◆ **ASSIGNMENT**: Every line of the listing below should be written out exactly, minus its pictures.

### PROVIDED ENTRIES ###

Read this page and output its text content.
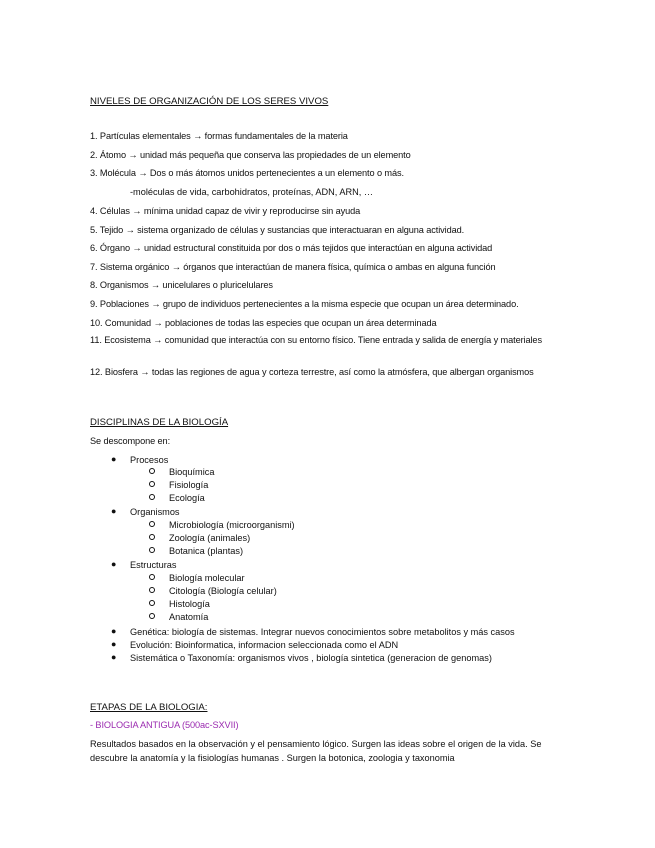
NIVELES DE ORGANIZACIÓN DE LOS SERES VIVOS
1. Partículas elementales → formas fundamentales de la materia
2. Átomo → unidad más pequeña que conserva las propiedades de un elemento
3. Molécula → Dos o más átomos unidos pertenecientes a un elemento o más.
-moléculas de vida, carbohidratos, proteínas, ADN, ARN, …
4. Células → mínima unidad capaz de vivir y reproducirse sin ayuda
5. Tejido → sistema organizado de células y sustancias que interactuaran en alguna actividad.
6. Órgano → unidad estructural constituida por dos o más tejidos que interactúan en alguna actividad
7. Sistema orgánico → órganos que interactúan de manera física, química o ambas en alguna función
8. Organismos → unicelulares o pluricelulares
9. Poblaciones → grupo de individuos pertenecientes a la misma especie que ocupan un área determinado.
10. Comunidad → poblaciones de todas las especies que ocupan un área determinada
11. Ecosistema → comunidad que interactúa con su entorno físico. Tiene entrada y salida de energía y materiales
12. Biosfera → todas las regiones de agua y corteza terrestre, así como la atmósfera, que albergan organismos
DISCIPLINAS DE LA BIOLOGÍA
Se descompone en:
● Procesos
Bioquímica
Fisiología
Ecología
● Organismos
Microbiología (microorganismi)
Zoología (animales)
Botanica (plantas)
● Estructuras
Biología molecular
Citología (Biología celular)
Histología
Anatomía
● Genética: biología de sistemas. Integrar nuevos conocimientos sobre metabolitos y más casos
● Evolución: Bioinformatica, informacion seleccionada como el ADN
● Sistemática o Taxonomía: organismos vivos , biología sintetica (generacion de genomas)
ETAPAS DE LA BIOLOGIA:
- BIOLOGIA ANTIGUA (500ac-SXVII)
Resultados basados en la observación y el pensamiento lógico. Surgen las ideas sobre el origen de la vida. Se descubre la anatomía y la fisiologías humanas . Surgen la botonica, zoologia y taxonomia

###

◆ **RESPONSE TO THIS TASK**:
Read this page and output its text content.
NIVELES DE ORGANIZACIÓN DE LOS SERES VIVOS
1. Partículas elementales → formas fundamentales de la materia
2. Átomo → unidad más pequeña que conserva las propiedades de un elemento
3. Molécula → Dos o más átomos unidos pertenecientes a un elemento o más.
-moléculas de vida, carbohidratos, proteínas, ADN, ARN, …
4. Células → mínima unidad capaz de vivir y reproducirse sin ayuda
5. Tejido → sistema organizado de células y sustancias que interactuaran en alguna actividad.
6. Órgano → unidad estructural constituida por dos o más tejidos que interactúan en alguna actividad
7. Sistema orgánico → órganos que interactúan de manera física, química o ambas en alguna función
8. Organismos → unicelulares o pluricelulares
9. Poblaciones → grupo de individuos pertenecientes a la misma especie que ocupan un área determinado.
10. Comunidad → poblaciones de todas las especies que ocupan un área determinada
11. Ecosistema → comunidad que interactúa con su entorno físico. Tiene entrada y salida de energía y materiales
12. Biosfera → todas las regiones de agua y corteza terrestre, así como la atmósfera, que albergan organismos
DISCIPLINAS DE LA BIOLOGÍA
Se descompone en:
● Procesos
Bioquímica
Fisiología
Ecología
● Organismos
Microbiología (microorganismi)
Zoología (animales)
Botanica (plantas)
● Estructuras
Biología molecular
Citología (Biología celular)
Histología
Anatomía
● Genética: biología de sistemas. Integrar nuevos conocimientos sobre metabolitos y más casos
● Evolución: Bioinformatica, informacion seleccionada como el ADN
● Sistemática o Taxonomía: organismos vivos , biología sintetica (generacion de genomas)
ETAPAS DE LA BIOLOGIA:
- BIOLOGIA ANTIGUA (500ac-SXVII)
Resultados basados en la observación y el pensamiento lógico. Surgen las ideas sobre el origen de la vida. Se descubre la anatomía y la fisiologías humanas . Surgen la botonica, zoologia y taxonomia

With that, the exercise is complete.